Extract all lines in the data that contain the word "image".

____ DATA SUPPLIED

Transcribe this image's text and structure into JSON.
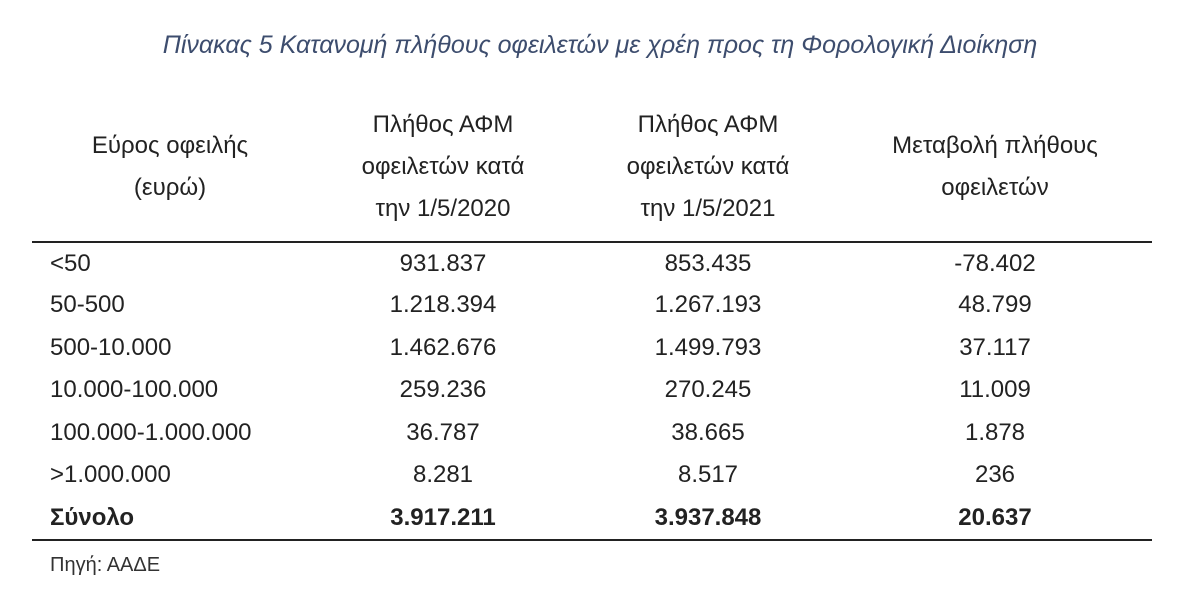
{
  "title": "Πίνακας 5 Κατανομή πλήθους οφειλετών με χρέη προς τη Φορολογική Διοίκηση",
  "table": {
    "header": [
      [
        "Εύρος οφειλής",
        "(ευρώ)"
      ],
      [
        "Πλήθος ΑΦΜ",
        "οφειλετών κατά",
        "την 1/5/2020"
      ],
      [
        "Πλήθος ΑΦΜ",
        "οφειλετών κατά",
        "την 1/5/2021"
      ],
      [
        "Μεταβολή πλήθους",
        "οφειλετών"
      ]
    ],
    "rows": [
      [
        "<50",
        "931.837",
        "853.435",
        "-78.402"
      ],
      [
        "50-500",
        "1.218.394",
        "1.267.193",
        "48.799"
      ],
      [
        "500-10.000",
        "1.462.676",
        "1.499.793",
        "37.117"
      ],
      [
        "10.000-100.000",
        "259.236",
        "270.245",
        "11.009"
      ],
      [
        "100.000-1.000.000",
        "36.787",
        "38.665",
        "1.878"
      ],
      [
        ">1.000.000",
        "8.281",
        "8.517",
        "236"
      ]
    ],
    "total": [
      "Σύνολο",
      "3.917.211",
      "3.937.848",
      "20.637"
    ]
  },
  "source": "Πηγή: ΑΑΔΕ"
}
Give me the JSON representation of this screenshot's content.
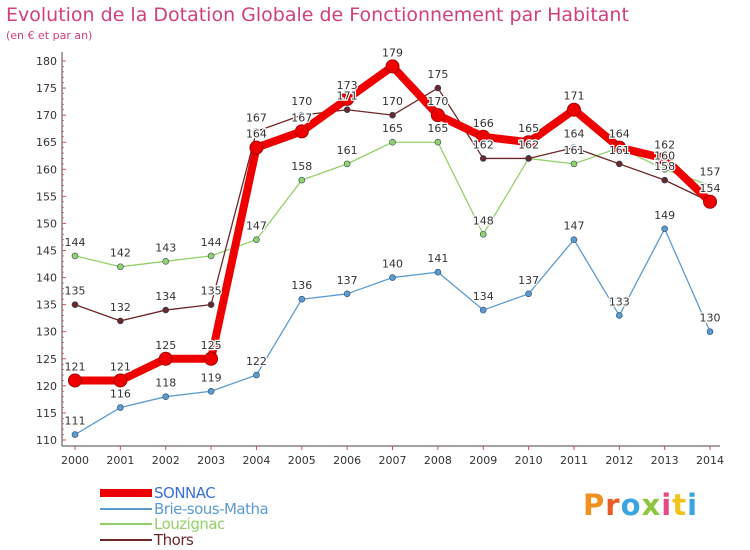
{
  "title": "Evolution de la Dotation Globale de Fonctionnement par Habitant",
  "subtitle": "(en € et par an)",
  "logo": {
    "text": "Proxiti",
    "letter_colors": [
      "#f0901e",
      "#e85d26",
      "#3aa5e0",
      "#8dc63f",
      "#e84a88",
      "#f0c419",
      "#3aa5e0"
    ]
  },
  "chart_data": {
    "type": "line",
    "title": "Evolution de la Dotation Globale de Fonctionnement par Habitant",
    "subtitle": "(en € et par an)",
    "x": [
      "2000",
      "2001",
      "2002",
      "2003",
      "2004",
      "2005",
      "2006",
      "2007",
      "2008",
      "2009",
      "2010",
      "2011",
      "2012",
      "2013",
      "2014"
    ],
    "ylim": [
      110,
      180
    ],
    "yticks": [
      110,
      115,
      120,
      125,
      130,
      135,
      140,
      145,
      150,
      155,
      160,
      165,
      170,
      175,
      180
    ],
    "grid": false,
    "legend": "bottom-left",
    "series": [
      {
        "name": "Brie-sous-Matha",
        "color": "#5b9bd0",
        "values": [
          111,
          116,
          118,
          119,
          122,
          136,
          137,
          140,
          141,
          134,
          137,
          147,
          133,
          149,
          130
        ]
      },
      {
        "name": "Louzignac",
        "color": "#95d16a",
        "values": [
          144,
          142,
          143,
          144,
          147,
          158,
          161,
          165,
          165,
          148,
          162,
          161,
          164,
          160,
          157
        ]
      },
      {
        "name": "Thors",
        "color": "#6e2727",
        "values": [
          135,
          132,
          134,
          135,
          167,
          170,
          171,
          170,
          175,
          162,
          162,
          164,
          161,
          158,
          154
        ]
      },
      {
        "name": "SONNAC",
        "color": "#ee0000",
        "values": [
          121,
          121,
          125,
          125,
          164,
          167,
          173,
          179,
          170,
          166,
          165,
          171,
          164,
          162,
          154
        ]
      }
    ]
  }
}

________
____ DATA SUPPLIED

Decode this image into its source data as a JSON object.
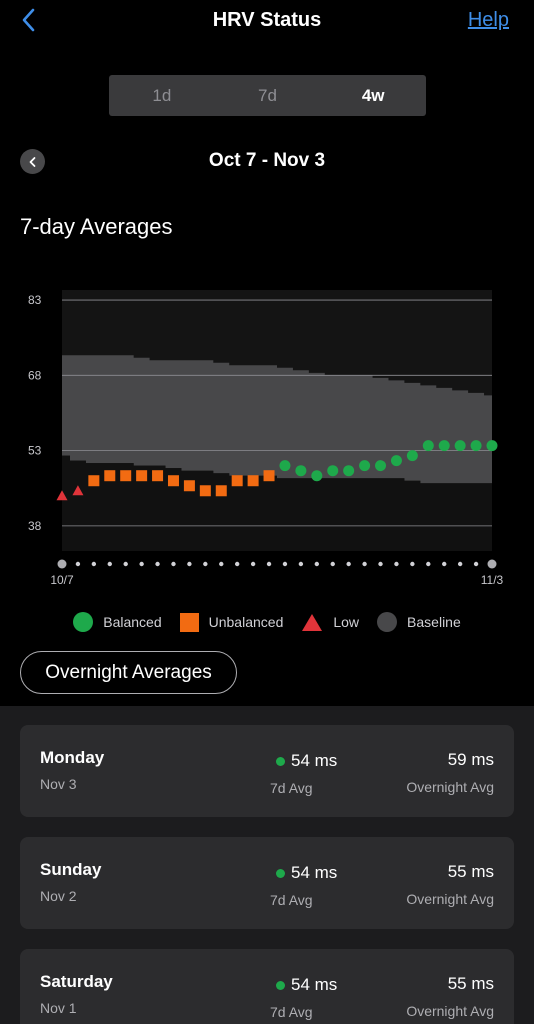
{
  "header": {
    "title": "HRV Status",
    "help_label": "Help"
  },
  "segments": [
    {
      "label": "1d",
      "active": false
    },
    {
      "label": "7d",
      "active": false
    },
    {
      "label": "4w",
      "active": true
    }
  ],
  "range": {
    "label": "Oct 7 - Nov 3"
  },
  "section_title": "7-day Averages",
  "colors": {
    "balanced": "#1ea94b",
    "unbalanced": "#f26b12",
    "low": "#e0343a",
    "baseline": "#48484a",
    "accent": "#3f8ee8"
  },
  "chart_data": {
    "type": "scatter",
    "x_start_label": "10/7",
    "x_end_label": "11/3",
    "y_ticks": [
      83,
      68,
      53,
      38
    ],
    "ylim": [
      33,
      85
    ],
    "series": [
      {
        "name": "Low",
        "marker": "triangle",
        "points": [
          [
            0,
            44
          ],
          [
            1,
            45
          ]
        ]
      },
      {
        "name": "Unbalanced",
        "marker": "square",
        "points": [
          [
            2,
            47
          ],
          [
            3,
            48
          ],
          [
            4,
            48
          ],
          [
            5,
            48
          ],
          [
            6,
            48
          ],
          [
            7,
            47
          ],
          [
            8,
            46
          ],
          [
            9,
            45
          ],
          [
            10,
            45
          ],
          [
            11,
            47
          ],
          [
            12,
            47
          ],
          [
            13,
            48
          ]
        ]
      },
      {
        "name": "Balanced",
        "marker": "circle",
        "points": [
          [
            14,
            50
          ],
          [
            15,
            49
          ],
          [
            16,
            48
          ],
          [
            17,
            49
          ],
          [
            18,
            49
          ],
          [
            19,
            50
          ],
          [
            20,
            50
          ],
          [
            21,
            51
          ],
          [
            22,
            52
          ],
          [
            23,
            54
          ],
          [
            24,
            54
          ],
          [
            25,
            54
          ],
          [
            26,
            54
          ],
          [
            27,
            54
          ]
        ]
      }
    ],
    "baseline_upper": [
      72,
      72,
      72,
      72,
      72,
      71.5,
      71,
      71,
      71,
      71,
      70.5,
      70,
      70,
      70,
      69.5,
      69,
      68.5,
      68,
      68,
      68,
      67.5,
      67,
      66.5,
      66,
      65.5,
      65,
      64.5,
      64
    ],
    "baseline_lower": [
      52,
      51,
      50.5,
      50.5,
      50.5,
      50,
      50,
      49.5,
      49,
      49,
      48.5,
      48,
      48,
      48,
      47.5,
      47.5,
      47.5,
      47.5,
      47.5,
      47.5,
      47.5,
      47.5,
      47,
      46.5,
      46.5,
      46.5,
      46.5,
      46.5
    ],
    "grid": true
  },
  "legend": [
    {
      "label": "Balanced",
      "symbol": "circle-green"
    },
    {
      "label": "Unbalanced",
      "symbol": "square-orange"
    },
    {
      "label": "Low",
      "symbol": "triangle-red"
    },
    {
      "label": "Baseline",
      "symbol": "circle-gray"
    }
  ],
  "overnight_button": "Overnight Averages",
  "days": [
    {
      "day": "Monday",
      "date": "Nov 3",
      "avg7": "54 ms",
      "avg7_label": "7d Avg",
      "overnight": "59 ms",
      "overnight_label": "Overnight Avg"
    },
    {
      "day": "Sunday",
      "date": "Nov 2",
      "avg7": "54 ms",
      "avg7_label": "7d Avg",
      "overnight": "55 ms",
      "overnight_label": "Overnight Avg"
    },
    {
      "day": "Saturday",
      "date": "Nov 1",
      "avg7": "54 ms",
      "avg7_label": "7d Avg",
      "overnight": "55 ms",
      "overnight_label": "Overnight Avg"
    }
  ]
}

________
____ DATA SUPPLIED

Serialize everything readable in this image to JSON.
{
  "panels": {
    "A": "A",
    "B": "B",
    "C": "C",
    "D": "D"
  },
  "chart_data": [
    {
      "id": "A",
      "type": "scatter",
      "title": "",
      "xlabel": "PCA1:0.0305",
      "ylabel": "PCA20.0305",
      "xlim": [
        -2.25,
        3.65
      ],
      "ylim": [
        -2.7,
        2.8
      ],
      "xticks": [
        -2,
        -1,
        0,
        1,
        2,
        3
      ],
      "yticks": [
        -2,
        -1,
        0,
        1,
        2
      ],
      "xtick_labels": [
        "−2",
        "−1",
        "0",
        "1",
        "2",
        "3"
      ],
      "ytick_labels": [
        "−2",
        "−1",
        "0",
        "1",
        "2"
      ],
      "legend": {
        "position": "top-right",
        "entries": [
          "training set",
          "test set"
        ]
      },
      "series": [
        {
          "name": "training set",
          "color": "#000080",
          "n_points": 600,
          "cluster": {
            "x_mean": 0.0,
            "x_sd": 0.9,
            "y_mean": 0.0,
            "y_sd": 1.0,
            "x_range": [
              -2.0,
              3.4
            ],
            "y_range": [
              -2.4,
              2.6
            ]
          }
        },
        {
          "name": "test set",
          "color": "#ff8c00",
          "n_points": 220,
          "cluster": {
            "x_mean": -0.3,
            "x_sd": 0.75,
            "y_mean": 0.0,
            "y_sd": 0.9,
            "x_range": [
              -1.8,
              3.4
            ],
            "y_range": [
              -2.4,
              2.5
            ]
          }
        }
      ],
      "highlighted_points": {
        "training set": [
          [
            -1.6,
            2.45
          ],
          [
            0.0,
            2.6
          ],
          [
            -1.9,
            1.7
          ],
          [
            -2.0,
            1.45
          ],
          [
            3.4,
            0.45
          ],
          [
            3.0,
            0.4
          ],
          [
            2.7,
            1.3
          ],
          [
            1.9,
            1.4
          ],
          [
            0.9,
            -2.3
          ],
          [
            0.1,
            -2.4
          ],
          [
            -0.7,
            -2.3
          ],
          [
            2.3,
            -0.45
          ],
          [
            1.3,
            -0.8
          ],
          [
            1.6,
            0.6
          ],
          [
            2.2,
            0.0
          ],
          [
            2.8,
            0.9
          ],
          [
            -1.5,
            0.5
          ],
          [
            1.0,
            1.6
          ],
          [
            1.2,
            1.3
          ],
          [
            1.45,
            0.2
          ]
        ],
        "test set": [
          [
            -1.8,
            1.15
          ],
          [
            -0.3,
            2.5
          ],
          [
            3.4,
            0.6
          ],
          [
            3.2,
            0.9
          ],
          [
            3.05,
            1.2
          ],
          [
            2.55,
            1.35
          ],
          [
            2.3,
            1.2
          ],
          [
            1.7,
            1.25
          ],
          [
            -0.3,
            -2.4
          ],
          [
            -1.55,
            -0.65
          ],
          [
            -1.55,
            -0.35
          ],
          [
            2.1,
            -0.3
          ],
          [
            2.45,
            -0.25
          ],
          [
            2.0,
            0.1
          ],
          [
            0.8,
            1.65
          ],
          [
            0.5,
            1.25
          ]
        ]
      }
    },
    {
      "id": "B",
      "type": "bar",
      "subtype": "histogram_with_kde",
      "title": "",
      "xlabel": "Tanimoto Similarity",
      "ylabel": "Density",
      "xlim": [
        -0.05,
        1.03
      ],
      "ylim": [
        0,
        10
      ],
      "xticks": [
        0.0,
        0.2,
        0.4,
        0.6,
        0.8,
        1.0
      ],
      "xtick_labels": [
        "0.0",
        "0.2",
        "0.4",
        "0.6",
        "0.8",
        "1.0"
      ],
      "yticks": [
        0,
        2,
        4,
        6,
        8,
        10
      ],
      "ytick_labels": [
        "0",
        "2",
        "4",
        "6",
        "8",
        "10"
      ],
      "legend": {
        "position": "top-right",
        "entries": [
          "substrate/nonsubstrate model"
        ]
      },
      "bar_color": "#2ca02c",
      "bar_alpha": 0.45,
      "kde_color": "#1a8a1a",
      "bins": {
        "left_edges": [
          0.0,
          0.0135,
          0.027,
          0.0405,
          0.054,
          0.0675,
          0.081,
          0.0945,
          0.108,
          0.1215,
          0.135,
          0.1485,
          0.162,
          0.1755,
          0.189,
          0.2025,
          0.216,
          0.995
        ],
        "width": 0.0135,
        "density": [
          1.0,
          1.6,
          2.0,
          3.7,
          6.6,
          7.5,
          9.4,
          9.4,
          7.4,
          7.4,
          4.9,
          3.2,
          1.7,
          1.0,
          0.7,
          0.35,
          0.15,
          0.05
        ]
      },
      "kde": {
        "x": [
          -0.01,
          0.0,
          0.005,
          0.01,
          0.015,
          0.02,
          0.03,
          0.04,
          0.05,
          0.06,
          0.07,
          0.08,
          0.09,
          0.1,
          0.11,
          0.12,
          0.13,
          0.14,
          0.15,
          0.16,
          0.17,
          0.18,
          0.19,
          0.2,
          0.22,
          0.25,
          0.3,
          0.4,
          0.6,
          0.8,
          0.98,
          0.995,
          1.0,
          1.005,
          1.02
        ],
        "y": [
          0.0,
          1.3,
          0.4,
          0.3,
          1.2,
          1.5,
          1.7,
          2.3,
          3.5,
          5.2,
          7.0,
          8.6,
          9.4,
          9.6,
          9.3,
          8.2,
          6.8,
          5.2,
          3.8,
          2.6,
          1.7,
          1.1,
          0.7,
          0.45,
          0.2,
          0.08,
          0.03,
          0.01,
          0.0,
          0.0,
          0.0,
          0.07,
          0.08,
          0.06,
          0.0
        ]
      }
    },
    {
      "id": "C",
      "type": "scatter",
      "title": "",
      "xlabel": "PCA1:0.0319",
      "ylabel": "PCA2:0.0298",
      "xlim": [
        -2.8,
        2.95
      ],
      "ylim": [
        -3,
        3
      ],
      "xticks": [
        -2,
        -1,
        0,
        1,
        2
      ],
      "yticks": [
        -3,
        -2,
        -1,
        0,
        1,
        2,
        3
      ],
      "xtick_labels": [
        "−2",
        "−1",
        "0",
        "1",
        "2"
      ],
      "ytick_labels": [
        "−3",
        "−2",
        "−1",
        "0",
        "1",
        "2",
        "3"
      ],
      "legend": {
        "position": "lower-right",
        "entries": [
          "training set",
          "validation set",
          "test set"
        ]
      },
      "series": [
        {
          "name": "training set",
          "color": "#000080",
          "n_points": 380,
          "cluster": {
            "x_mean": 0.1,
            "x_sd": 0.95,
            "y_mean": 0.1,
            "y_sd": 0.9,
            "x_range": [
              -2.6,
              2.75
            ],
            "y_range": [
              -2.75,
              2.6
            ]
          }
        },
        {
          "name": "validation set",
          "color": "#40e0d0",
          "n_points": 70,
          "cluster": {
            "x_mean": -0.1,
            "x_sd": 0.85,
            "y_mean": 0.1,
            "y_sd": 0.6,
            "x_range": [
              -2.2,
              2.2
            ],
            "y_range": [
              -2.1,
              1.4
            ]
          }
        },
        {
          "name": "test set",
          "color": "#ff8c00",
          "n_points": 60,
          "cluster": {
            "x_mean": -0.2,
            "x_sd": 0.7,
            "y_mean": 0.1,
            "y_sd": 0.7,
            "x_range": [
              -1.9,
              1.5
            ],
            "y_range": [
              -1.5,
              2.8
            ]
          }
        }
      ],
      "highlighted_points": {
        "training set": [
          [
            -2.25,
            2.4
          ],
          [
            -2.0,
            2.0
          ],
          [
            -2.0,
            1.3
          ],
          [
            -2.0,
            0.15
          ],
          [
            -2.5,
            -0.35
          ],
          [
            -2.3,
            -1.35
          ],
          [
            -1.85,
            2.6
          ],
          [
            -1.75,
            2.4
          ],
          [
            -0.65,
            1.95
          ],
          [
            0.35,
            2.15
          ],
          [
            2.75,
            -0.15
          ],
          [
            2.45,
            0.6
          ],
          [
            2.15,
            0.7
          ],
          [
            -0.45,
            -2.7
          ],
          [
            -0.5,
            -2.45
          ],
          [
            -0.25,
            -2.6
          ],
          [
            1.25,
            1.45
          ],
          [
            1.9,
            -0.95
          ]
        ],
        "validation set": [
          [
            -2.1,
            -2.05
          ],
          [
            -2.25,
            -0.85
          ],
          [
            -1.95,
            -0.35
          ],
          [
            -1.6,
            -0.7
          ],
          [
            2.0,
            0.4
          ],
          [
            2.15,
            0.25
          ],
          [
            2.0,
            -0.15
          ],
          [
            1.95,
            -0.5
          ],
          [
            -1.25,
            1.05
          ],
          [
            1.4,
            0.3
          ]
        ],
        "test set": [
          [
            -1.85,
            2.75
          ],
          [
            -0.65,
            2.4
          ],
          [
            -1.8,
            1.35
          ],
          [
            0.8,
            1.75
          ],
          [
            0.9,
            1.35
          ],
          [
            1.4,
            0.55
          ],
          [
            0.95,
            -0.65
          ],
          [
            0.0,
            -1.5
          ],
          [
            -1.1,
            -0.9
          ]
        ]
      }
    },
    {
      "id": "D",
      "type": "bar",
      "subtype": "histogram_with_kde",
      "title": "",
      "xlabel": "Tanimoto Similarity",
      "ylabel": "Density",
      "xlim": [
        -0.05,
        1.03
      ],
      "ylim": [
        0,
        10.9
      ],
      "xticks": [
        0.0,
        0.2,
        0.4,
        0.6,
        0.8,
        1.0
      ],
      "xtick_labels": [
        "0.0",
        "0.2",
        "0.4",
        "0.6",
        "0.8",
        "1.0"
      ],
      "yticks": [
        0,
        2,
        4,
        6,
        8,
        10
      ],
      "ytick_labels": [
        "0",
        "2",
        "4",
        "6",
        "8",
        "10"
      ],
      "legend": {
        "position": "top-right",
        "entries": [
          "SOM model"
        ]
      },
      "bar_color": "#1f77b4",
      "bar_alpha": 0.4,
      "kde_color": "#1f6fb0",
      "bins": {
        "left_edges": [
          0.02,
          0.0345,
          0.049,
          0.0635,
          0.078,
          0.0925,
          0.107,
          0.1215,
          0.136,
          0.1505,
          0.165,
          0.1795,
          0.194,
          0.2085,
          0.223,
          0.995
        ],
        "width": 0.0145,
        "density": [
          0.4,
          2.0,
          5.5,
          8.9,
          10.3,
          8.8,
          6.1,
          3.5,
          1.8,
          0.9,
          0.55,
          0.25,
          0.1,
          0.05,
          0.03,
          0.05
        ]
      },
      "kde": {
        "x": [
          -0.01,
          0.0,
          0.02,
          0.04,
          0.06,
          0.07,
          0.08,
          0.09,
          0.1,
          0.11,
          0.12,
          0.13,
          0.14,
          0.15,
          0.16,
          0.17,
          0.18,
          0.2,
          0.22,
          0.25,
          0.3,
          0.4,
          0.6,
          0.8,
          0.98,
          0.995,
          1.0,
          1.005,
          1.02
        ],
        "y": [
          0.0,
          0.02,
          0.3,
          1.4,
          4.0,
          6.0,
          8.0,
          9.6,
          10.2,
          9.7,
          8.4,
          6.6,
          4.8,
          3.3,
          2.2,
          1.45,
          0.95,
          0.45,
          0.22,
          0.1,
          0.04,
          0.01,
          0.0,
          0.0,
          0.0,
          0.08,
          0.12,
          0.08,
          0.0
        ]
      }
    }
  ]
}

________

TASK ANSWER
Transcribe this image's text and structure into JSON.
Decode this image into its source data as a JSON object.
Serialize everything readable in this image to JSON.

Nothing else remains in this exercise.